> **JOB**
Read the data and repeat it in full, exactly.

Entries with figure data
=======

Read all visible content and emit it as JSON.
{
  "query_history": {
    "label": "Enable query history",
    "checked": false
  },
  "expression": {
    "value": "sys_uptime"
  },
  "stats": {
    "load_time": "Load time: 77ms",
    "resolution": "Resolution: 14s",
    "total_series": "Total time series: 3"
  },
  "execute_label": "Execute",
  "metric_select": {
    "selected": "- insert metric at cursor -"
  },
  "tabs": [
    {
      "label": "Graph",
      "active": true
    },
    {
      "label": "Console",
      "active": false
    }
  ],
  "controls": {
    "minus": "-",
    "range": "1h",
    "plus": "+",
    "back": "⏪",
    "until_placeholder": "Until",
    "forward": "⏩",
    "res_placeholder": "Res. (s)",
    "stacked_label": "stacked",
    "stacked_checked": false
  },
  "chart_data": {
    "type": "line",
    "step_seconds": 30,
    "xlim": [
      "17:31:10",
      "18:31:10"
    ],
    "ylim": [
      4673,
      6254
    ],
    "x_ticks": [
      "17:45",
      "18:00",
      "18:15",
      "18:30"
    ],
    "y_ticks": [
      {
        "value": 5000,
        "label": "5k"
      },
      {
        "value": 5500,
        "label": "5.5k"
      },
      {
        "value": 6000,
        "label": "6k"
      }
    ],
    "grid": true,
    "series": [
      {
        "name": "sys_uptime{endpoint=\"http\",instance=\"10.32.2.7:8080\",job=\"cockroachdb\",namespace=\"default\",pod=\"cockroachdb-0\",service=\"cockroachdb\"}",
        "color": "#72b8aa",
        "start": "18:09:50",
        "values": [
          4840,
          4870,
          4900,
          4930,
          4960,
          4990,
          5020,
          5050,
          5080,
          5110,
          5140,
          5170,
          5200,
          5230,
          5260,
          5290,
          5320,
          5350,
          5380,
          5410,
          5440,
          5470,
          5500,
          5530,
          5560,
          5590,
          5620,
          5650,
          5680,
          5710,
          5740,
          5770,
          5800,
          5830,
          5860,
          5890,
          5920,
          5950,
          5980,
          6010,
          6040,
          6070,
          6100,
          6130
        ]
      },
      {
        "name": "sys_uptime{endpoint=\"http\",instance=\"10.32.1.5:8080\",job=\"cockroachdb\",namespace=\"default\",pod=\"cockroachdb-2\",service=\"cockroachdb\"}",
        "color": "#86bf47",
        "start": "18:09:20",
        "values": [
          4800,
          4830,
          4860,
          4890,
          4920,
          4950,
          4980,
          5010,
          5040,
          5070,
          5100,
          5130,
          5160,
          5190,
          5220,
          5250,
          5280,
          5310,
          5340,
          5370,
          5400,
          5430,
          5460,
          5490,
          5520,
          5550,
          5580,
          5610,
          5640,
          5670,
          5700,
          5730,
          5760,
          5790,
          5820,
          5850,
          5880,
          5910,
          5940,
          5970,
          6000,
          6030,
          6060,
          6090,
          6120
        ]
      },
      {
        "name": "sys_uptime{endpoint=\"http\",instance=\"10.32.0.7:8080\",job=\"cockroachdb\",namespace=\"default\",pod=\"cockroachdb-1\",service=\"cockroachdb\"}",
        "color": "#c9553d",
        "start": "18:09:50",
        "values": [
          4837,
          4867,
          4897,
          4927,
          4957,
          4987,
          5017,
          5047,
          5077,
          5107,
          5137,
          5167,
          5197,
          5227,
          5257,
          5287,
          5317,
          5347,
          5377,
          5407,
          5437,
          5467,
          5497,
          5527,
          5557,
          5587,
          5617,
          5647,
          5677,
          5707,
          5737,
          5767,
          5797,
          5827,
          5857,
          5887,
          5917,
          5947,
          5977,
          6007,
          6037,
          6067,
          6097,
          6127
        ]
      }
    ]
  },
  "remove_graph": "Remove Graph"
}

=======

> **OUTPUT**
Read all visible content and emit it as JSON.
{
  "query_history": {
    "label": "Enable query history",
    "checked": false
  },
  "expression": {
    "value": "sys_uptime"
  },
  "stats": {
    "load_time": "Load time: 77ms",
    "resolution": "Resolution: 14s",
    "total_series": "Total time series: 3"
  },
  "execute_label": "Execute",
  "metric_select": {
    "selected": "- insert metric at cursor -"
  },
  "tabs": [
    {
      "label": "Graph",
      "active": true
    },
    {
      "label": "Console",
      "active": false
    }
  ],
  "controls": {
    "minus": "-",
    "range": "1h",
    "plus": "+",
    "back": "⏪",
    "until_placeholder": "Until",
    "forward": "⏩",
    "res_placeholder": "Res. (s)",
    "stacked_label": "stacked",
    "stacked_checked": false
  },
  "chart_data": {
    "type": "line",
    "step_seconds": 30,
    "xlim": [
      "17:31:10",
      "18:31:10"
    ],
    "ylim": [
      4673,
      6254
    ],
    "x_ticks": [
      "17:45",
      "18:00",
      "18:15",
      "18:30"
    ],
    "y_ticks": [
      {
        "value": 5000,
        "label": "5k"
      },
      {
        "value": 5500,
        "label": "5.5k"
      },
      {
        "value": 6000,
        "label": "6k"
      }
    ],
    "grid": true,
    "series": [
      {
        "name": "sys_uptime{endpoint=\"http\",instance=\"10.32.2.7:8080\",job=\"cockroachdb\",namespace=\"default\",pod=\"cockroachdb-0\",service=\"cockroachdb\"}",
        "color": "#72b8aa",
        "start": "18:09:50",
        "values": [
          4840,
          4870,
          4900,
          4930,
          4960,
          4990,
          5020,
          5050,
          5080,
          5110,
          5140,
          5170,
          5200,
          5230,
          5260,
          5290,
          5320,
          5350,
          5380,
          5410,
          5440,
          5470,
          5500,
          5530,
          5560,
          5590,
          5620,
          5650,
          5680,
          5710,
          5740,
          5770,
          5800,
          5830,
          5860,
          5890,
          5920,
          5950,
          5980,
          6010,
          6040,
          6070,
          6100,
          6130
        ]
      },
      {
        "name": "sys_uptime{endpoint=\"http\",instance=\"10.32.1.5:8080\",job=\"cockroachdb\",namespace=\"default\",pod=\"cockroachdb-2\",service=\"cockroachdb\"}",
        "color": "#86bf47",
        "start": "18:09:20",
        "values": [
          4800,
          4830,
          4860,
          4890,
          4920,
          4950,
          4980,
          5010,
          5040,
          5070,
          5100,
          5130,
          5160,
          5190,
          5220,
          5250,
          5280,
          5310,
          5340,
          5370,
          5400,
          5430,
          5460,
          5490,
          5520,
          5550,
          5580,
          5610,
          5640,
          5670,
          5700,
          5730,
          5760,
          5790,
          5820,
          5850,
          5880,
          5910,
          5940,
          5970,
          6000,
          6030,
          6060,
          6090,
          6120
        ]
      },
      {
        "name": "sys_uptime{endpoint=\"http\",instance=\"10.32.0.7:8080\",job=\"cockroachdb\",namespace=\"default\",pod=\"cockroachdb-1\",service=\"cockroachdb\"}",
        "color": "#c9553d",
        "start": "18:09:50",
        "values": [
          4837,
          4867,
          4897,
          4927,
          4957,
          4987,
          5017,
          5047,
          5077,
          5107,
          5137,
          5167,
          5197,
          5227,
          5257,
          5287,
          5317,
          5347,
          5377,
          5407,
          5437,
          5467,
          5497,
          5527,
          5557,
          5587,
          5617,
          5647,
          5677,
          5707,
          5737,
          5767,
          5797,
          5827,
          5857,
          5887,
          5917,
          5947,
          5977,
          6007,
          6037,
          6067,
          6097,
          6127
        ]
      }
    ]
  },
  "remove_graph": "Remove Graph"
}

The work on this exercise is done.